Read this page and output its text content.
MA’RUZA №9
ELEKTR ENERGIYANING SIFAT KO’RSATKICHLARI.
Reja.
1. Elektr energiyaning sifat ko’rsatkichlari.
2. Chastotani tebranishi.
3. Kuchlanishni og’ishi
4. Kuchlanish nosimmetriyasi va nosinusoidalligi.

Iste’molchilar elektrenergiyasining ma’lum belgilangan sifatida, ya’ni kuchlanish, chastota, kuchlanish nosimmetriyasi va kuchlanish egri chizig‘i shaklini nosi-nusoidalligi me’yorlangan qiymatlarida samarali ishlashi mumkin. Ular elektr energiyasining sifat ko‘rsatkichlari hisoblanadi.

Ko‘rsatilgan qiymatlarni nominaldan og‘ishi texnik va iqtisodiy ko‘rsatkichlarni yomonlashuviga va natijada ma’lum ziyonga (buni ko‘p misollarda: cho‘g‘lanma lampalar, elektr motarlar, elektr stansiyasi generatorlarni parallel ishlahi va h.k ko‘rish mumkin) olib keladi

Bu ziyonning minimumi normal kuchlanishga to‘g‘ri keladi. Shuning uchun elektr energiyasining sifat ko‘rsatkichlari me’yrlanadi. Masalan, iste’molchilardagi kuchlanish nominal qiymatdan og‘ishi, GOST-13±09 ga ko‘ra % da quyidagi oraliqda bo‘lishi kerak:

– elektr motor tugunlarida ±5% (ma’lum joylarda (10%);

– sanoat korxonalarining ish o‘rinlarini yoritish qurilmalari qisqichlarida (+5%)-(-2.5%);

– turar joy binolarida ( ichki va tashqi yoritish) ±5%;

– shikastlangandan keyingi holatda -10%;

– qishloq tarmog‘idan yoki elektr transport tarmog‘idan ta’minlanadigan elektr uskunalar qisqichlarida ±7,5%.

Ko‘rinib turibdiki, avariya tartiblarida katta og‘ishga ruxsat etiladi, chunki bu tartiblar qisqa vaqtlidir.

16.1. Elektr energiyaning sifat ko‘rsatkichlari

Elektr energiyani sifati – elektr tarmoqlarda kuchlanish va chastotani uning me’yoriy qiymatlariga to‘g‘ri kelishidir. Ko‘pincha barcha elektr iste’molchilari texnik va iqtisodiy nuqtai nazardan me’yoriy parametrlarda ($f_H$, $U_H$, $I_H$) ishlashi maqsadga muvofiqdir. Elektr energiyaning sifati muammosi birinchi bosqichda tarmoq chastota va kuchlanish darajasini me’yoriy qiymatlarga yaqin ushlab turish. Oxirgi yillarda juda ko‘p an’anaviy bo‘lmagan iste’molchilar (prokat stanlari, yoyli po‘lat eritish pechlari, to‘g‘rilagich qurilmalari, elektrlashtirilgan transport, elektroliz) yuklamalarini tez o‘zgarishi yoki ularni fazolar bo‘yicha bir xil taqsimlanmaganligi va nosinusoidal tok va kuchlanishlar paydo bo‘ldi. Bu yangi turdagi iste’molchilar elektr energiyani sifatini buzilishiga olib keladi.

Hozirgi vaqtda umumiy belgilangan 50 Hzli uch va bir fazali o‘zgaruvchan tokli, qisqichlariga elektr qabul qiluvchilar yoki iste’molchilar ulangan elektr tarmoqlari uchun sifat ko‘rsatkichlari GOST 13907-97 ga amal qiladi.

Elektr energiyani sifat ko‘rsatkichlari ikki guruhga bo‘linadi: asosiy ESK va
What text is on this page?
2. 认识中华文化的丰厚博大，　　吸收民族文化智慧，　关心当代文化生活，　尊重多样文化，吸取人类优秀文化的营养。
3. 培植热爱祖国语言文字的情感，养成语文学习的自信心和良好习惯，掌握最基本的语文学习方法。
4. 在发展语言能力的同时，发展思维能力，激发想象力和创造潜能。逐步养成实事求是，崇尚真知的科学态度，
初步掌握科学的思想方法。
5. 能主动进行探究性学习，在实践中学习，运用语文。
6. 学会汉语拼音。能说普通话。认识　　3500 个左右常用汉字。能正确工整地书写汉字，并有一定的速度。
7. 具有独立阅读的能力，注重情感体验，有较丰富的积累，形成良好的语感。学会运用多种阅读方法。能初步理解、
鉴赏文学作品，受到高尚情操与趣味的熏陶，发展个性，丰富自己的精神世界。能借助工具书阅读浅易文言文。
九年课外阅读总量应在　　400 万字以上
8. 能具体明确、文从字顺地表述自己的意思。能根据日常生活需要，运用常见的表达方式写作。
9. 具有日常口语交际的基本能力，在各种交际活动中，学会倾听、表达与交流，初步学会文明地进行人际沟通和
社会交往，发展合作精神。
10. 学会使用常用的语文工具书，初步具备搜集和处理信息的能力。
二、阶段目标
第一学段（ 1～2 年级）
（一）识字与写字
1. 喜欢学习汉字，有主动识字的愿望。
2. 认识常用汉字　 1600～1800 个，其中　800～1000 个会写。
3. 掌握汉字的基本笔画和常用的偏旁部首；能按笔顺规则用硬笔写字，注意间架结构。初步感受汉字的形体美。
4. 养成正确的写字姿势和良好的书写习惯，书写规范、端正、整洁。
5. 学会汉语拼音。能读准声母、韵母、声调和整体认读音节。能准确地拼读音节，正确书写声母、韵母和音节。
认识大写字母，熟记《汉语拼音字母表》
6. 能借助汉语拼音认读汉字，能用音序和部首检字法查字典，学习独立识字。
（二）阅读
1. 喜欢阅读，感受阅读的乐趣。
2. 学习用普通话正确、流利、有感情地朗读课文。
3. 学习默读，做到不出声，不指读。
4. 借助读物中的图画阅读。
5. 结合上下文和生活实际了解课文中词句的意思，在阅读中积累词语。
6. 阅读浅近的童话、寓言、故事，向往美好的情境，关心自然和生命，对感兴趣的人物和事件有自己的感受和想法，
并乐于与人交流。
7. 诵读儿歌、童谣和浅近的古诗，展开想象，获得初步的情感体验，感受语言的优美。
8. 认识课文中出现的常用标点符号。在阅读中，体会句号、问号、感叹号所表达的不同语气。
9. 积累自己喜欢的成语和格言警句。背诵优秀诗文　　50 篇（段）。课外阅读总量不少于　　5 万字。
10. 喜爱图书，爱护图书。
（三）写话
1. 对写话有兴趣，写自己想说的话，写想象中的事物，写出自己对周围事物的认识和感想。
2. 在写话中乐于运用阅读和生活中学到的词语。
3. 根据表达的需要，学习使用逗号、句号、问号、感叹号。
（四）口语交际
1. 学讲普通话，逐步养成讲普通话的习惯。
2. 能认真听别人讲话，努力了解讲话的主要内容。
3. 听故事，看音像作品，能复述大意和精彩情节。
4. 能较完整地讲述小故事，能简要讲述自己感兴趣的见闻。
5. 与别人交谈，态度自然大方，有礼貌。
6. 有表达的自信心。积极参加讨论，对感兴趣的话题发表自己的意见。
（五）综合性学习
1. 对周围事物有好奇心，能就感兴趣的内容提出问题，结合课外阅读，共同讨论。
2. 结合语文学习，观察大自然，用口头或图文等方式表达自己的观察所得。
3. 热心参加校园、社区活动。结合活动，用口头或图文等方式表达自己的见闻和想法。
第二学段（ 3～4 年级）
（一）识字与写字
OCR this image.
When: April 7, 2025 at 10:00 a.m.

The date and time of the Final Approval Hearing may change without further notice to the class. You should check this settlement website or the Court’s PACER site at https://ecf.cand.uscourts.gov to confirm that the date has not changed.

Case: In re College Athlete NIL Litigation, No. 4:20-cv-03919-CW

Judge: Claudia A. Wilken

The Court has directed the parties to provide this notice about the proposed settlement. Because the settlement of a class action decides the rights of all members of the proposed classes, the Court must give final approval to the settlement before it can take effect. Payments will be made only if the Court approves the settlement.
^^^^
### WHAT TO PRODUCE
Filter out every line that lacks the word "this", and copy the rest.

### WRITTEN RESPONSE
Read this page and output its text content.
What text is on this page?
OCR this image.
The date and time of the Final Approval Hearing may change without further notice to the class. You should check this settlement website or the Court’s PACER site at https://ecf.cand.uscourts.gov to confirm that the date has not changed.
The Court has directed the parties to provide this notice about the proposed settlement. Because the settlement of a class action decides the rights of all members of the proposed classes, the Court must give final approval to the settlement before it can take effect. Payments will be made only if the Court approves the settlement.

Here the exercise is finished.